Recorded data
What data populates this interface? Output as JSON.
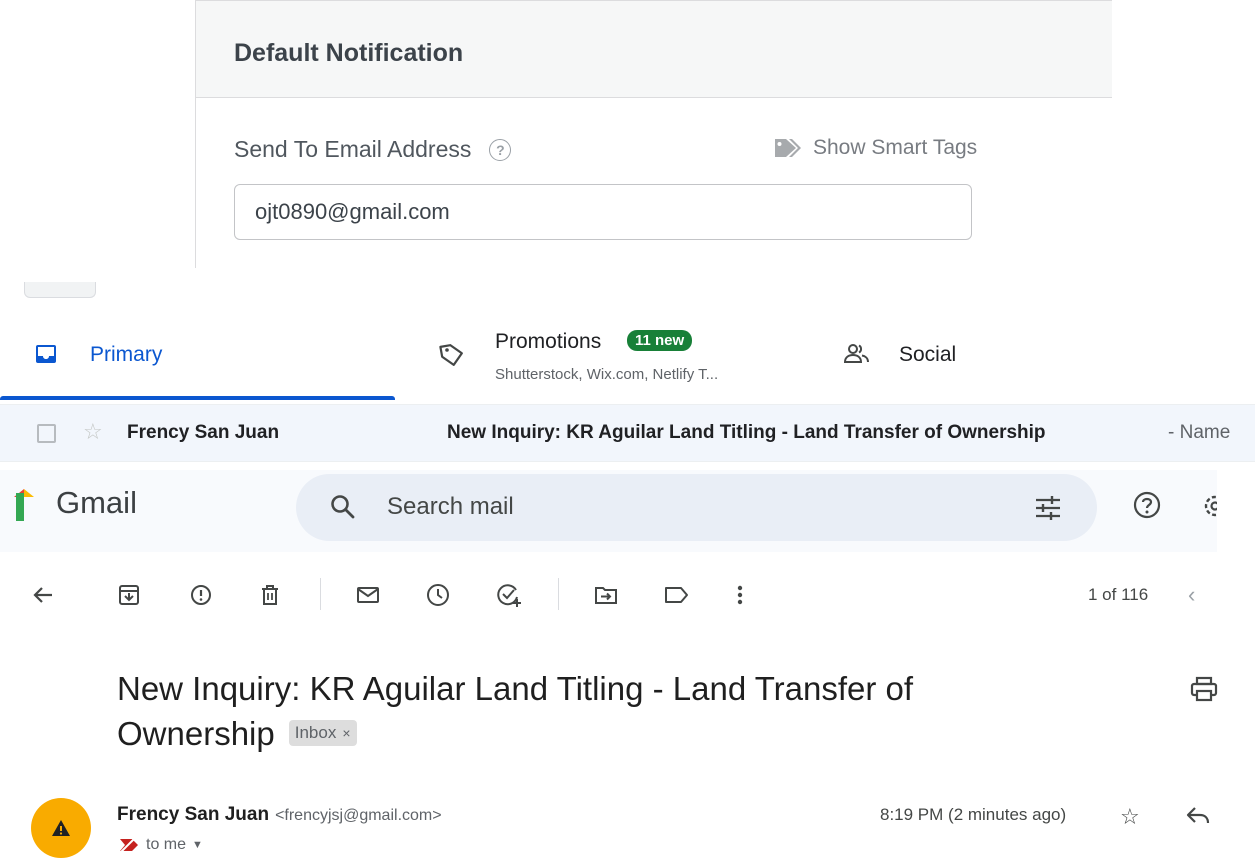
{
  "notification": {
    "title": "Default Notification",
    "send_to_label": "Send To Email Address",
    "help_glyph": "?",
    "smart_tags_label": "Show Smart Tags",
    "email_value": "ojt0890@gmail.com"
  },
  "inbox": {
    "tabs": [
      {
        "label": "Primary",
        "icon": "inbox-icon",
        "active": true
      },
      {
        "label": "Promotions",
        "icon": "tag-icon",
        "badge": "11 new",
        "sub": "Shutterstock, Wix.com, Netlify T..."
      },
      {
        "label": "Social",
        "icon": "people-icon"
      }
    ],
    "row": {
      "sender": "Frency San Juan",
      "subject": "New Inquiry: KR Aguilar Land Titling - Land Transfer of Ownership",
      "snippet": " - Name"
    }
  },
  "gmail": {
    "logo_text": "Gmail",
    "search_placeholder": "Search mail",
    "pager": "1 of 116",
    "email": {
      "subject": "New Inquiry: KR Aguilar Land Titling - Land Transfer of Ownership",
      "label_chip": "Inbox",
      "chip_close": "×",
      "sender_name": "Frency San Juan",
      "sender_email": "<frencyjsj@gmail.com>",
      "recipient": "to me",
      "time": "8:19 PM (2 minutes ago)"
    }
  },
  "colors": {
    "primary_blue": "#0b57d0",
    "promo_badge": "#188038",
    "avatar": "#f9ab00",
    "row_bg": "#f2f6fc"
  }
}
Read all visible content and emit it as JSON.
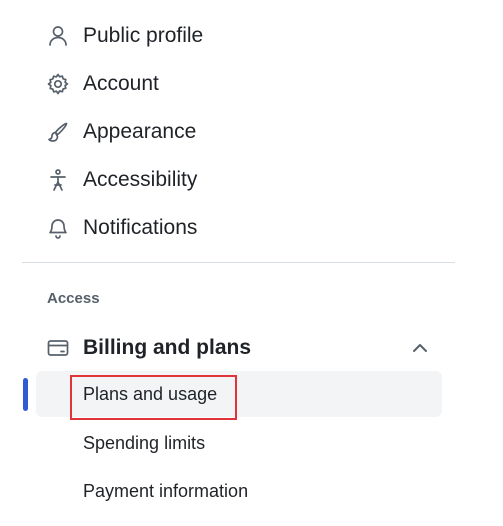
{
  "settings_nav": {
    "items": [
      {
        "label": "Public profile",
        "icon": "person-icon"
      },
      {
        "label": "Account",
        "icon": "gear-icon"
      },
      {
        "label": "Appearance",
        "icon": "paintbrush-icon"
      },
      {
        "label": "Accessibility",
        "icon": "accessibility-icon"
      },
      {
        "label": "Notifications",
        "icon": "bell-icon"
      }
    ],
    "access_heading": "Access",
    "billing": {
      "label": "Billing and plans",
      "icon": "credit-card-icon",
      "expanded": true,
      "subitems": [
        {
          "label": "Plans and usage",
          "active": true
        },
        {
          "label": "Spending limits",
          "active": false
        },
        {
          "label": "Payment information",
          "active": false
        }
      ]
    }
  },
  "colors": {
    "active_indicator": "#2f5bd3",
    "highlight_border": "#e0343a",
    "active_background": "#f3f4f6"
  }
}
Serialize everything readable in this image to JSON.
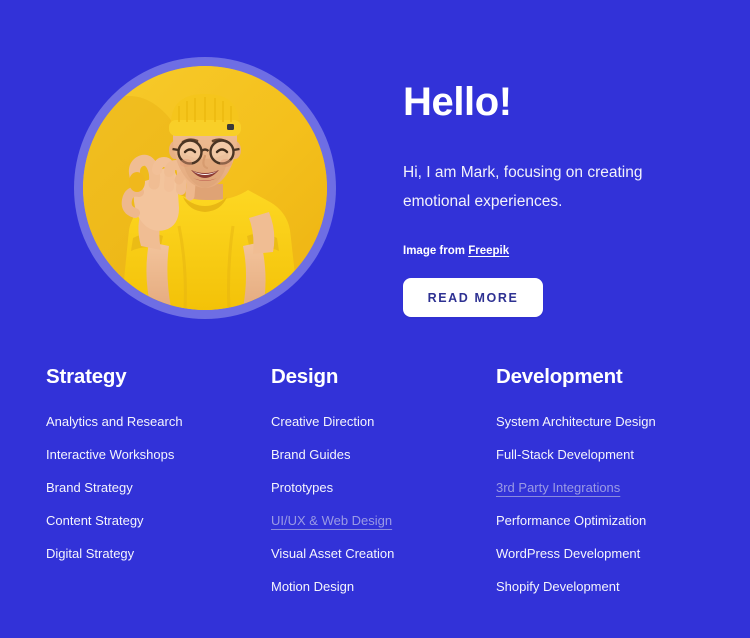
{
  "theme": {
    "background": "#3232d8",
    "ring": "#6e6ee4",
    "photo_background": "#f5c220",
    "text": "#ffffff",
    "muted_link": "#9a9ae5",
    "button_background": "#ffffff",
    "button_text": "#2e3192"
  },
  "hero": {
    "avatar_alt": "Smiling man in yellow beanie and yellow t-shirt making an OK hand gesture on a yellow background",
    "title": "Hello!",
    "subtitle": "Hi, I am Mark, focusing on creating emotional experiences.",
    "credit_prefix": "Image from ",
    "credit_link": "Freepik",
    "cta_label": "READ MORE"
  },
  "columns": [
    {
      "title": "Strategy",
      "items": [
        {
          "label": "Analytics and Research",
          "muted": false
        },
        {
          "label": "Interactive Workshops",
          "muted": false
        },
        {
          "label": "Brand Strategy",
          "muted": false
        },
        {
          "label": "Content Strategy",
          "muted": false
        },
        {
          "label": "Digital Strategy",
          "muted": false
        }
      ]
    },
    {
      "title": "Design",
      "items": [
        {
          "label": "Creative Direction",
          "muted": false
        },
        {
          "label": "Brand Guides",
          "muted": false
        },
        {
          "label": "Prototypes",
          "muted": false
        },
        {
          "label": "UI/UX & Web Design",
          "muted": true
        },
        {
          "label": "Visual Asset Creation",
          "muted": false
        },
        {
          "label": "Motion Design",
          "muted": false
        }
      ]
    },
    {
      "title": "Development",
      "items": [
        {
          "label": "System Architecture Design",
          "muted": false
        },
        {
          "label": "Full-Stack Development",
          "muted": false
        },
        {
          "label": "3rd Party Integrations",
          "muted": true
        },
        {
          "label": "Performance Optimization",
          "muted": false
        },
        {
          "label": "WordPress Development",
          "muted": false
        },
        {
          "label": "Shopify Development",
          "muted": false
        }
      ]
    }
  ]
}
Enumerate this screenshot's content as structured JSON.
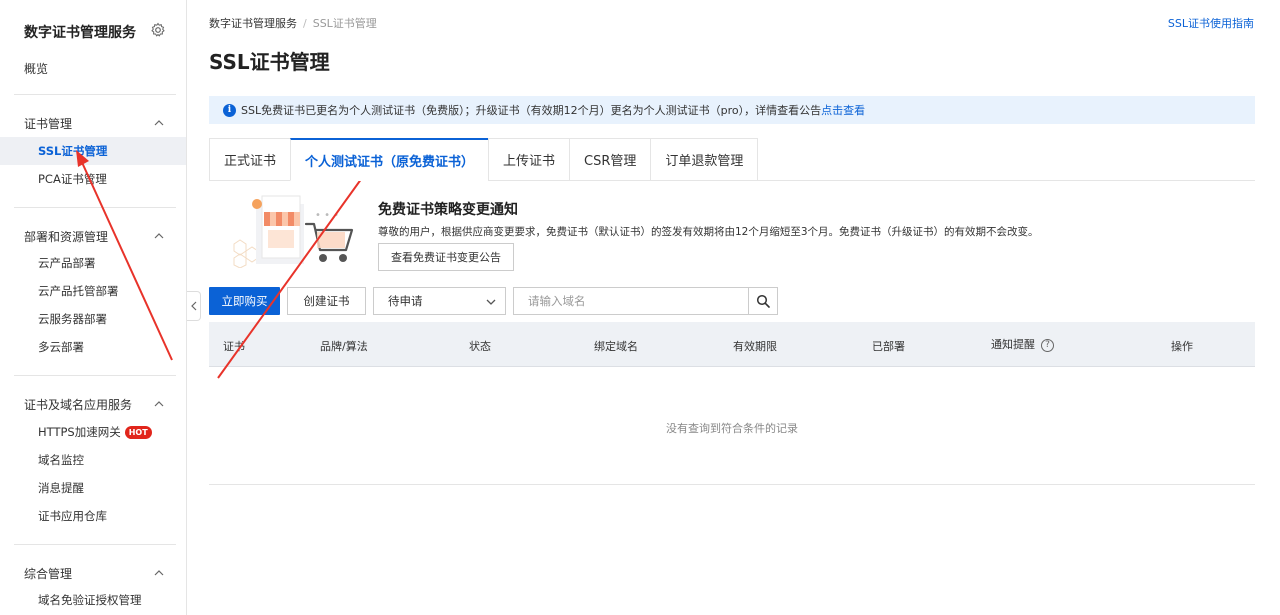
{
  "sidebar": {
    "title": "数字证书管理服务",
    "overview": "概览",
    "groups": [
      {
        "label": "证书管理",
        "items": [
          {
            "label": "SSL证书管理",
            "active": true
          },
          {
            "label": "PCA证书管理"
          }
        ]
      },
      {
        "label": "部署和资源管理",
        "items": [
          {
            "label": "云产品部署"
          },
          {
            "label": "云产品托管部署"
          },
          {
            "label": "云服务器部署"
          },
          {
            "label": "多云部署"
          }
        ]
      },
      {
        "label": "证书及域名应用服务",
        "items": [
          {
            "label": "HTTPS加速网关",
            "badge": "HOT"
          },
          {
            "label": "域名监控"
          },
          {
            "label": "消息提醒"
          },
          {
            "label": "证书应用仓库"
          }
        ]
      },
      {
        "label": "综合管理",
        "items": [
          {
            "label": "域名免验证授权管理"
          }
        ]
      }
    ]
  },
  "breadcrumb": {
    "root": "数字证书管理服务",
    "separator": "/",
    "current": "SSL证书管理"
  },
  "guide_link": "SSL证书使用指南",
  "page_title": "SSL证书管理",
  "notice": {
    "text": "SSL免费证书已更名为个人测试证书（免费版）；升级证书（有效期12个月）更名为个人测试证书（pro），详情查看公告",
    "link": "点击查看"
  },
  "tabs": [
    {
      "label": "正式证书"
    },
    {
      "label": "个人测试证书（原免费证书）",
      "active": true
    },
    {
      "label": "上传证书"
    },
    {
      "label": "CSR管理"
    },
    {
      "label": "订单退款管理"
    }
  ],
  "promo": {
    "title": "免费证书策略变更通知",
    "desc": "尊敬的用户，根据供应商变更要求，免费证书（默认证书）的签发有效期将由12个月缩短至3个月。免费证书（升级证书）的有效期不会改变。",
    "button": "查看免费证书变更公告"
  },
  "toolbar": {
    "buy": "立即购买",
    "create": "创建证书",
    "status_select": "待申请",
    "search_placeholder": "请输入域名"
  },
  "table": {
    "columns": [
      "证书",
      "品牌/算法",
      "状态",
      "绑定域名",
      "有效期限",
      "已部署",
      "通知提醒",
      "操作"
    ],
    "empty_text": "没有查询到符合条件的记录"
  },
  "colors": {
    "accent": "#0b62d6",
    "hot": "#e1251b",
    "arrow": "#e8332a"
  }
}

WHAT YOU ARE ASKED TO DO :: Copy each line that holds the word "Design".

IN RESPONSE ::
      "title": "Design",
          "label": "UI/UX & Web Design",
          "label": "Motion Design",
          "label": "System Architecture Design",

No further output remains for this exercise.